■ Provided information
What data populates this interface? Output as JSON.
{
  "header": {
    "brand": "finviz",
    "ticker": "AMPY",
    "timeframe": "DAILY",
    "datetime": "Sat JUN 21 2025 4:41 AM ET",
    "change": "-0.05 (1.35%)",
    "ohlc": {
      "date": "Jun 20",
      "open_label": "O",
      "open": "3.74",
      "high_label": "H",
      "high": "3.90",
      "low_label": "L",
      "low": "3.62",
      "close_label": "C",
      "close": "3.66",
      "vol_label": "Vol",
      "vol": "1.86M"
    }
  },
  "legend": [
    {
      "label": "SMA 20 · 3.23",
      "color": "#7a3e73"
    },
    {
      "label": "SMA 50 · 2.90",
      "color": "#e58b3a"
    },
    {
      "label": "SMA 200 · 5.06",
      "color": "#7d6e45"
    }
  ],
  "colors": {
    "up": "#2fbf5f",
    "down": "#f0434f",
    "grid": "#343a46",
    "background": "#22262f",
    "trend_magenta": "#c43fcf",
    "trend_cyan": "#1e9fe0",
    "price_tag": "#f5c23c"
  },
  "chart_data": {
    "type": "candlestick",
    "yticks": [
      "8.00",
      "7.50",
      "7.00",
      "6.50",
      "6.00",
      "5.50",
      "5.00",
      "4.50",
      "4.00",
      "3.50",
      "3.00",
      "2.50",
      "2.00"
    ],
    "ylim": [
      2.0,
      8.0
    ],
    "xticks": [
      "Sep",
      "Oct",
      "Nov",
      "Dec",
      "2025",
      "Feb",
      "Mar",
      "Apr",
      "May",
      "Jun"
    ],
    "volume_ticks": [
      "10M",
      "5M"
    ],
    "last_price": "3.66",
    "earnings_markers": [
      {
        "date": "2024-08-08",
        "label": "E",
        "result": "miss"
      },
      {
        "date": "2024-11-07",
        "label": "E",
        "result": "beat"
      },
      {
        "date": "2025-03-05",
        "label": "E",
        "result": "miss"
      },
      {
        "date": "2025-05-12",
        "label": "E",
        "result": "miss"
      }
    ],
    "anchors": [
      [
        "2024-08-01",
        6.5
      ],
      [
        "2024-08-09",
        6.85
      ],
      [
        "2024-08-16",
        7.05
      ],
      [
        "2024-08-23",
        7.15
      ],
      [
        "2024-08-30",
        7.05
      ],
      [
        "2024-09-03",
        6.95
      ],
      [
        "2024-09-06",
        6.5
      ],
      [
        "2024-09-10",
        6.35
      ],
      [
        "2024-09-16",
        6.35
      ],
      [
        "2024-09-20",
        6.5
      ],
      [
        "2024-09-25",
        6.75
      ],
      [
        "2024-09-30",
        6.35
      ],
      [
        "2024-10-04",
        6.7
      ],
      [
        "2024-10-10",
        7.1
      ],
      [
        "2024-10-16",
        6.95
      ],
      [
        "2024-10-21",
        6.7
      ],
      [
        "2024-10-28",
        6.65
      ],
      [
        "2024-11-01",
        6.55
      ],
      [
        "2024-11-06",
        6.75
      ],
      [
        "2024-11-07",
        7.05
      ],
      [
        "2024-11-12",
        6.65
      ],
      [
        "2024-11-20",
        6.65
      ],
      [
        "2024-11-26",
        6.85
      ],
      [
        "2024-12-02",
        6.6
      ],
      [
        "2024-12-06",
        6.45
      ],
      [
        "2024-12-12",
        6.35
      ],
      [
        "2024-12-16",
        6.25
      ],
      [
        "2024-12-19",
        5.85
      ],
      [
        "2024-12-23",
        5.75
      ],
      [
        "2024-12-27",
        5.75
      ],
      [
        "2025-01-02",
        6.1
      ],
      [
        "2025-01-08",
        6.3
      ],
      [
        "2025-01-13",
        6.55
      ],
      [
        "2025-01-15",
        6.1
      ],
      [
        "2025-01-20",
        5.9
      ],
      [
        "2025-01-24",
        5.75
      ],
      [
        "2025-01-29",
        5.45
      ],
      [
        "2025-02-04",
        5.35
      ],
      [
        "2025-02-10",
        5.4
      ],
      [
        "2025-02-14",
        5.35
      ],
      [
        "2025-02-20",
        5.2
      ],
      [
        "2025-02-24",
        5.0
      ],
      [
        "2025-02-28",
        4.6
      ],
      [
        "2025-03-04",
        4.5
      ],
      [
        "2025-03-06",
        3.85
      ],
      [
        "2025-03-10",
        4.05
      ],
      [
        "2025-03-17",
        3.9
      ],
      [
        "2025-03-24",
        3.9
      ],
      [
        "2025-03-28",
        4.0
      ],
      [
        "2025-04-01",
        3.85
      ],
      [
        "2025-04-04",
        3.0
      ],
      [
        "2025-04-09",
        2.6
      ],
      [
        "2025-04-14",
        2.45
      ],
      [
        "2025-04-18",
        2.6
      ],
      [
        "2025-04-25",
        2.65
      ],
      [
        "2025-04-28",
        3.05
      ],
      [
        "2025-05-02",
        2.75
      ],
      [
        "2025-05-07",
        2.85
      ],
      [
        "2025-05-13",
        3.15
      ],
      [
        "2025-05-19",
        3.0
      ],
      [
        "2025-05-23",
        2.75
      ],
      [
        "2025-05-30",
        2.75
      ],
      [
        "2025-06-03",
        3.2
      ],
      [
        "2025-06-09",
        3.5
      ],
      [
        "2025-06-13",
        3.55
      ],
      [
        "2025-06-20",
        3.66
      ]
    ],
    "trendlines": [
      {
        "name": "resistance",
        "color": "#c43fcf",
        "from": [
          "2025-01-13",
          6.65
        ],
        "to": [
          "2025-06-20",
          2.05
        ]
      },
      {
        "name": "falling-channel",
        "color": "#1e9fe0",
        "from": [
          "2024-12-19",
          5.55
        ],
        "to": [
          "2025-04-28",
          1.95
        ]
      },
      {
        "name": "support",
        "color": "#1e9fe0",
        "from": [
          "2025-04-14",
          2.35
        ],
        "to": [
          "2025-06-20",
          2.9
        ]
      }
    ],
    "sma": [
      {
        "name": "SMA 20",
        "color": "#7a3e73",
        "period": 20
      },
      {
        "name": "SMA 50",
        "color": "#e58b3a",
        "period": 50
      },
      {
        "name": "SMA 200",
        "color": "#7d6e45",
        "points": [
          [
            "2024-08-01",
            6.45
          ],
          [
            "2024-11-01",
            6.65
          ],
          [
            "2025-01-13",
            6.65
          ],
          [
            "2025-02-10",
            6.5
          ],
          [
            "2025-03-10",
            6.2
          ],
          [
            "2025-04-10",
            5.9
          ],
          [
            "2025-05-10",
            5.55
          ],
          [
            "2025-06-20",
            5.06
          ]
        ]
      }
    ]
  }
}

■ Exercise prompt
Send back every record, precisely as written.

■ Exercise response
What data populates this interface? Output as JSON.
{
  "header": {
    "brand": "finviz",
    "ticker": "AMPY",
    "timeframe": "DAILY",
    "datetime": "Sat JUN 21 2025 4:41 AM ET",
    "change": "-0.05 (1.35%)",
    "ohlc": {
      "date": "Jun 20",
      "open_label": "O",
      "open": "3.74",
      "high_label": "H",
      "high": "3.90",
      "low_label": "L",
      "low": "3.62",
      "close_label": "C",
      "close": "3.66",
      "vol_label": "Vol",
      "vol": "1.86M"
    }
  },
  "legend": [
    {
      "label": "SMA 20 · 3.23",
      "color": "#7a3e73"
    },
    {
      "label": "SMA 50 · 2.90",
      "color": "#e58b3a"
    },
    {
      "label": "SMA 200 · 5.06",
      "color": "#7d6e45"
    }
  ],
  "colors": {
    "up": "#2fbf5f",
    "down": "#f0434f",
    "grid": "#343a46",
    "background": "#22262f",
    "trend_magenta": "#c43fcf",
    "trend_cyan": "#1e9fe0",
    "price_tag": "#f5c23c"
  },
  "chart_data": {
    "type": "candlestick",
    "yticks": [
      "8.00",
      "7.50",
      "7.00",
      "6.50",
      "6.00",
      "5.50",
      "5.00",
      "4.50",
      "4.00",
      "3.50",
      "3.00",
      "2.50",
      "2.00"
    ],
    "ylim": [
      2.0,
      8.0
    ],
    "xticks": [
      "Sep",
      "Oct",
      "Nov",
      "Dec",
      "2025",
      "Feb",
      "Mar",
      "Apr",
      "May",
      "Jun"
    ],
    "volume_ticks": [
      "10M",
      "5M"
    ],
    "last_price": "3.66",
    "earnings_markers": [
      {
        "date": "2024-08-08",
        "label": "E",
        "result": "miss"
      },
      {
        "date": "2024-11-07",
        "label": "E",
        "result": "beat"
      },
      {
        "date": "2025-03-05",
        "label": "E",
        "result": "miss"
      },
      {
        "date": "2025-05-12",
        "label": "E",
        "result": "miss"
      }
    ],
    "anchors": [
      [
        "2024-08-01",
        6.5
      ],
      [
        "2024-08-09",
        6.85
      ],
      [
        "2024-08-16",
        7.05
      ],
      [
        "2024-08-23",
        7.15
      ],
      [
        "2024-08-30",
        7.05
      ],
      [
        "2024-09-03",
        6.95
      ],
      [
        "2024-09-06",
        6.5
      ],
      [
        "2024-09-10",
        6.35
      ],
      [
        "2024-09-16",
        6.35
      ],
      [
        "2024-09-20",
        6.5
      ],
      [
        "2024-09-25",
        6.75
      ],
      [
        "2024-09-30",
        6.35
      ],
      [
        "2024-10-04",
        6.7
      ],
      [
        "2024-10-10",
        7.1
      ],
      [
        "2024-10-16",
        6.95
      ],
      [
        "2024-10-21",
        6.7
      ],
      [
        "2024-10-28",
        6.65
      ],
      [
        "2024-11-01",
        6.55
      ],
      [
        "2024-11-06",
        6.75
      ],
      [
        "2024-11-07",
        7.05
      ],
      [
        "2024-11-12",
        6.65
      ],
      [
        "2024-11-20",
        6.65
      ],
      [
        "2024-11-26",
        6.85
      ],
      [
        "2024-12-02",
        6.6
      ],
      [
        "2024-12-06",
        6.45
      ],
      [
        "2024-12-12",
        6.35
      ],
      [
        "2024-12-16",
        6.25
      ],
      [
        "2024-12-19",
        5.85
      ],
      [
        "2024-12-23",
        5.75
      ],
      [
        "2024-12-27",
        5.75
      ],
      [
        "2025-01-02",
        6.1
      ],
      [
        "2025-01-08",
        6.3
      ],
      [
        "2025-01-13",
        6.55
      ],
      [
        "2025-01-15",
        6.1
      ],
      [
        "2025-01-20",
        5.9
      ],
      [
        "2025-01-24",
        5.75
      ],
      [
        "2025-01-29",
        5.45
      ],
      [
        "2025-02-04",
        5.35
      ],
      [
        "2025-02-10",
        5.4
      ],
      [
        "2025-02-14",
        5.35
      ],
      [
        "2025-02-20",
        5.2
      ],
      [
        "2025-02-24",
        5.0
      ],
      [
        "2025-02-28",
        4.6
      ],
      [
        "2025-03-04",
        4.5
      ],
      [
        "2025-03-06",
        3.85
      ],
      [
        "2025-03-10",
        4.05
      ],
      [
        "2025-03-17",
        3.9
      ],
      [
        "2025-03-24",
        3.9
      ],
      [
        "2025-03-28",
        4.0
      ],
      [
        "2025-04-01",
        3.85
      ],
      [
        "2025-04-04",
        3.0
      ],
      [
        "2025-04-09",
        2.6
      ],
      [
        "2025-04-14",
        2.45
      ],
      [
        "2025-04-18",
        2.6
      ],
      [
        "2025-04-25",
        2.65
      ],
      [
        "2025-04-28",
        3.05
      ],
      [
        "2025-05-02",
        2.75
      ],
      [
        "2025-05-07",
        2.85
      ],
      [
        "2025-05-13",
        3.15
      ],
      [
        "2025-05-19",
        3.0
      ],
      [
        "2025-05-23",
        2.75
      ],
      [
        "2025-05-30",
        2.75
      ],
      [
        "2025-06-03",
        3.2
      ],
      [
        "2025-06-09",
        3.5
      ],
      [
        "2025-06-13",
        3.55
      ],
      [
        "2025-06-20",
        3.66
      ]
    ],
    "trendlines": [
      {
        "name": "resistance",
        "color": "#c43fcf",
        "from": [
          "2025-01-13",
          6.65
        ],
        "to": [
          "2025-06-20",
          2.05
        ]
      },
      {
        "name": "falling-channel",
        "color": "#1e9fe0",
        "from": [
          "2024-12-19",
          5.55
        ],
        "to": [
          "2025-04-28",
          1.95
        ]
      },
      {
        "name": "support",
        "color": "#1e9fe0",
        "from": [
          "2025-04-14",
          2.35
        ],
        "to": [
          "2025-06-20",
          2.9
        ]
      }
    ],
    "sma": [
      {
        "name": "SMA 20",
        "color": "#7a3e73",
        "period": 20
      },
      {
        "name": "SMA 50",
        "color": "#e58b3a",
        "period": 50
      },
      {
        "name": "SMA 200",
        "color": "#7d6e45",
        "points": [
          [
            "2024-08-01",
            6.45
          ],
          [
            "2024-11-01",
            6.65
          ],
          [
            "2025-01-13",
            6.65
          ],
          [
            "2025-02-10",
            6.5
          ],
          [
            "2025-03-10",
            6.2
          ],
          [
            "2025-04-10",
            5.9
          ],
          [
            "2025-05-10",
            5.55
          ],
          [
            "2025-06-20",
            5.06
          ]
        ]
      }
    ]
  }
}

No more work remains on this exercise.